____ Source records
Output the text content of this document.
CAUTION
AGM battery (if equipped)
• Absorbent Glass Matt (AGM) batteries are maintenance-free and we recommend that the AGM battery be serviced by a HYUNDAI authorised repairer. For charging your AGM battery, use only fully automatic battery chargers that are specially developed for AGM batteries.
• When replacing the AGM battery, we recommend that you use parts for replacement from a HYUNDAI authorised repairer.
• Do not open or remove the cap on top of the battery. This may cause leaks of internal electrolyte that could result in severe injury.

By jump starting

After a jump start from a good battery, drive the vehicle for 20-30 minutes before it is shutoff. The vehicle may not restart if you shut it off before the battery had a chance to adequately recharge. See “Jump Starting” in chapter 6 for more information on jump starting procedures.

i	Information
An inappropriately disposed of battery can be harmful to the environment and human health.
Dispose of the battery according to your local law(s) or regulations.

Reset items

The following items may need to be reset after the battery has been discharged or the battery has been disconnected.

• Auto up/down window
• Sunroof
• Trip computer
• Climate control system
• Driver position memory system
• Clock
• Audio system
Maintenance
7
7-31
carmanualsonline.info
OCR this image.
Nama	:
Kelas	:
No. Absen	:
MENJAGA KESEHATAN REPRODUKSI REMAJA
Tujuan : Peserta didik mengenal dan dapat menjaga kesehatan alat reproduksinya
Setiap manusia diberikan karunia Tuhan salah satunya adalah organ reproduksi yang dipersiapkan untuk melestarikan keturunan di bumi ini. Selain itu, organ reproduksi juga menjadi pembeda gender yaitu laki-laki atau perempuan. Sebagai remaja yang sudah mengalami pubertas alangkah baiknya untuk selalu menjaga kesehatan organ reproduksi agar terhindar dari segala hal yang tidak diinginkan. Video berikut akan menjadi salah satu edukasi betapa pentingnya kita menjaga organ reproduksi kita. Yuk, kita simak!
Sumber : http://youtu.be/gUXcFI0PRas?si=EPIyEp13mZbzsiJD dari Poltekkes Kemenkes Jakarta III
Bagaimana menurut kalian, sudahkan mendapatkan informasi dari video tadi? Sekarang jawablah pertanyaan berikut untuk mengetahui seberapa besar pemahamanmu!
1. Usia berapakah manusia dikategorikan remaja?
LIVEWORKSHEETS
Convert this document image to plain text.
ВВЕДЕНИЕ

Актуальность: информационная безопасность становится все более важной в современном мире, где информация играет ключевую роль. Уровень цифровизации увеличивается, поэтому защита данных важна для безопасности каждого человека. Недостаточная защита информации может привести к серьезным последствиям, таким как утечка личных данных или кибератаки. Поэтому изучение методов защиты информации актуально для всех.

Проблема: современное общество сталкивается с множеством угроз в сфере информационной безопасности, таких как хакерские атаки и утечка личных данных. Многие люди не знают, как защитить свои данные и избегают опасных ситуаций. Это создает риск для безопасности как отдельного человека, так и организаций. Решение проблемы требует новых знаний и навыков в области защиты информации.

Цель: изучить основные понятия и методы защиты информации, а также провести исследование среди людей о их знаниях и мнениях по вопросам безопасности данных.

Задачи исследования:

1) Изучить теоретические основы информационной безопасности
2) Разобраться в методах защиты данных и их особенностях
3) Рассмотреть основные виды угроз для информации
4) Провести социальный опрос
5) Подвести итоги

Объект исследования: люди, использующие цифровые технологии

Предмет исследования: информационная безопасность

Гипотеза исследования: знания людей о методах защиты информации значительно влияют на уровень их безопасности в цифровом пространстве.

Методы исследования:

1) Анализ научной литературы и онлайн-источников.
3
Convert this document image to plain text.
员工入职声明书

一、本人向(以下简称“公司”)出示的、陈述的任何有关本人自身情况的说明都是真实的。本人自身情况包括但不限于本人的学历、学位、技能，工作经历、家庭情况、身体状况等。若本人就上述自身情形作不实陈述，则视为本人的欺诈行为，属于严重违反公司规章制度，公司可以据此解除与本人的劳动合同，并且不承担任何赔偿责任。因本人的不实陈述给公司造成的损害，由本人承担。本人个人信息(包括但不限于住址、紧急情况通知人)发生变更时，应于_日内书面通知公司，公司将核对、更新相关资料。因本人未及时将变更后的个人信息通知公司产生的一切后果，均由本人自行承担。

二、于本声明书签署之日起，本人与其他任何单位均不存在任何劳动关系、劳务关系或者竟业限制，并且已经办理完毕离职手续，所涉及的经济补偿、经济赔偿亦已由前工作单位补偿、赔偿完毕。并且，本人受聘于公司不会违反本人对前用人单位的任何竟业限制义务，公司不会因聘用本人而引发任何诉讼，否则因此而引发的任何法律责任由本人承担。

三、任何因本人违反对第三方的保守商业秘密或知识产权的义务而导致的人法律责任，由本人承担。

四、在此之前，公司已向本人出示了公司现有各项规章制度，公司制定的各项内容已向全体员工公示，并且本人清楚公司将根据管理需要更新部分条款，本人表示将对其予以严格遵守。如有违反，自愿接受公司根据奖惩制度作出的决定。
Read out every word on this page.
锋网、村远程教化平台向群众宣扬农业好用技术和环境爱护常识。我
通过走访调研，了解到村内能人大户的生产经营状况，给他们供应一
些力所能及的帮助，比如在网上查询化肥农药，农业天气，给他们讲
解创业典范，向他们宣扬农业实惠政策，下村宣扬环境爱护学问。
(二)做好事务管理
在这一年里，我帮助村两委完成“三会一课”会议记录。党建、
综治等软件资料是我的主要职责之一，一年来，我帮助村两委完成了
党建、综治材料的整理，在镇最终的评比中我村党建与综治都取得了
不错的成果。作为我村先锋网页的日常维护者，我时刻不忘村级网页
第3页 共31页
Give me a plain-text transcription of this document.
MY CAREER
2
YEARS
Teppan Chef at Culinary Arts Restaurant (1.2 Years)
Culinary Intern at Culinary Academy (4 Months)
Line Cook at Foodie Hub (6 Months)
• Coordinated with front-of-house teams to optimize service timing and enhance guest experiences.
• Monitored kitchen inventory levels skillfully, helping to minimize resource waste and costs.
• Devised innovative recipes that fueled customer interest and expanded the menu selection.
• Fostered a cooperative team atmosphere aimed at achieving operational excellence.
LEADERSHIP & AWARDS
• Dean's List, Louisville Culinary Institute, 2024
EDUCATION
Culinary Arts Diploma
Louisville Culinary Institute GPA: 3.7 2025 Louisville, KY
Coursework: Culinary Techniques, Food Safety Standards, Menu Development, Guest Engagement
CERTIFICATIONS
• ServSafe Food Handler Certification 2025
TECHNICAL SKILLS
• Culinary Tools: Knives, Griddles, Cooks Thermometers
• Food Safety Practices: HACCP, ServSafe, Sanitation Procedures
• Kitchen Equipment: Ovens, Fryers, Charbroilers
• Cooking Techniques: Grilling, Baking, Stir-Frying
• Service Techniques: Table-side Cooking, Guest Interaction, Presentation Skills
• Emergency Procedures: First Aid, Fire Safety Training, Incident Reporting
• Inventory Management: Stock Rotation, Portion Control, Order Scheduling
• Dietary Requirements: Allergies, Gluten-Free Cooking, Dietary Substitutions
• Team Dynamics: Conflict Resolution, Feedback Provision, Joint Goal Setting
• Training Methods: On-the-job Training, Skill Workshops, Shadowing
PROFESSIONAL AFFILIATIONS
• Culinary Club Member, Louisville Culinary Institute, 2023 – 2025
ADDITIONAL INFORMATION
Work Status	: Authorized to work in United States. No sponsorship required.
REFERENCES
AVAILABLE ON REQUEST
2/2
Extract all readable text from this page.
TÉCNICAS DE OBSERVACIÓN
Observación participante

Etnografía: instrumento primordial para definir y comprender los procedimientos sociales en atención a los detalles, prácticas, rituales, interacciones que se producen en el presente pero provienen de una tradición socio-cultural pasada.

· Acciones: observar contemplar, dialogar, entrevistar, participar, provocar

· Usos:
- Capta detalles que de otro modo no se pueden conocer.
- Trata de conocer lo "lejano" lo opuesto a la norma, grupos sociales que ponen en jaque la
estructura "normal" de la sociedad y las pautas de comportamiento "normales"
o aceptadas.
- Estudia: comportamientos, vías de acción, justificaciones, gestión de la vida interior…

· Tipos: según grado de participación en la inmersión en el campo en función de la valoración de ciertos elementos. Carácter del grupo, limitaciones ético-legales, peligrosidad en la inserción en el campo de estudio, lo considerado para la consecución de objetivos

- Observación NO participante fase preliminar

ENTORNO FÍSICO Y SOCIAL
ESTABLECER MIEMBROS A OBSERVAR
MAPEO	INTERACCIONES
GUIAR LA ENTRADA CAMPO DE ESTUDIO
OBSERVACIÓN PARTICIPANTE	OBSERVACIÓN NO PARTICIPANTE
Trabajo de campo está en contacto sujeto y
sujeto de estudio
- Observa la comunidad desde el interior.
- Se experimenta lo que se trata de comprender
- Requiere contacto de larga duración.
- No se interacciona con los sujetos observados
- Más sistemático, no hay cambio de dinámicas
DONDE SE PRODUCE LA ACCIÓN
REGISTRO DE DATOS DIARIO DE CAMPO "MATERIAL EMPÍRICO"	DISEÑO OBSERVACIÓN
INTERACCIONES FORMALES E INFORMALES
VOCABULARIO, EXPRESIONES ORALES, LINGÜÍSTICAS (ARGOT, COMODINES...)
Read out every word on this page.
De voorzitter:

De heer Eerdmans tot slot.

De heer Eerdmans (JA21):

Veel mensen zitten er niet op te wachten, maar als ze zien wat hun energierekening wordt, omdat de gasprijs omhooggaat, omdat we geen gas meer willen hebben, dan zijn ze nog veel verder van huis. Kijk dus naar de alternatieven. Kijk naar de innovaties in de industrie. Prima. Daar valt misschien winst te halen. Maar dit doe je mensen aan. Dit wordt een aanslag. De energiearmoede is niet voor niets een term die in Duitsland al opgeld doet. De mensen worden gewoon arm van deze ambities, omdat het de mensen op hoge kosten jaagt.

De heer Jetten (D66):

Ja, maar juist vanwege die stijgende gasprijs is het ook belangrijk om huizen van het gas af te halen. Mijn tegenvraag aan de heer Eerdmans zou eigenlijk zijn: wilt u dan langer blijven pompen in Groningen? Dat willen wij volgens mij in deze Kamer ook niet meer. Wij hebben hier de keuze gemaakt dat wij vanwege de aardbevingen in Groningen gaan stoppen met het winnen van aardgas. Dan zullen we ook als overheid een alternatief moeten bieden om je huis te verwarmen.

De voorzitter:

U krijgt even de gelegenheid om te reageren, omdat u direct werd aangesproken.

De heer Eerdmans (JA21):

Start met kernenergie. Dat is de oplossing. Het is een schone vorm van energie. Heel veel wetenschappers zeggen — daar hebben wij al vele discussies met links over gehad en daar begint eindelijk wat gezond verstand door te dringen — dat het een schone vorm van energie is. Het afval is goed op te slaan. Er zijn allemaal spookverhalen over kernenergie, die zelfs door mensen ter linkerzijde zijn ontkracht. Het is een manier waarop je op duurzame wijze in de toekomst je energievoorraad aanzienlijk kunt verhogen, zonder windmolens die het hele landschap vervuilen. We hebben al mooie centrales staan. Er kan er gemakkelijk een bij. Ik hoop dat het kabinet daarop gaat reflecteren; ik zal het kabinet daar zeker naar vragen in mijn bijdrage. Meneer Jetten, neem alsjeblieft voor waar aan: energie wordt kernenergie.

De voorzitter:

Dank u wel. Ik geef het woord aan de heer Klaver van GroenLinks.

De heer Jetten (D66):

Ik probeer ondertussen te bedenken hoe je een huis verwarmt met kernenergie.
________
Given exercise -> Scan the material above. Extract every line in which the word "информационная" occurs.

Solution for this exercise ->
Актуальность: информационная безопасность становится все более важной в современном мире, где информация играет ключевую роль. Уровень цифровизации увеличивается, поэтому защита данных важна для безопасности каждого человека. Недостаточная защита информации может привести к серьезным последствиям, таким как утечка личных данных или кибератаки. Поэтому изучение методов защиты информации актуально для всех.
Предмет исследования: информационная безопасность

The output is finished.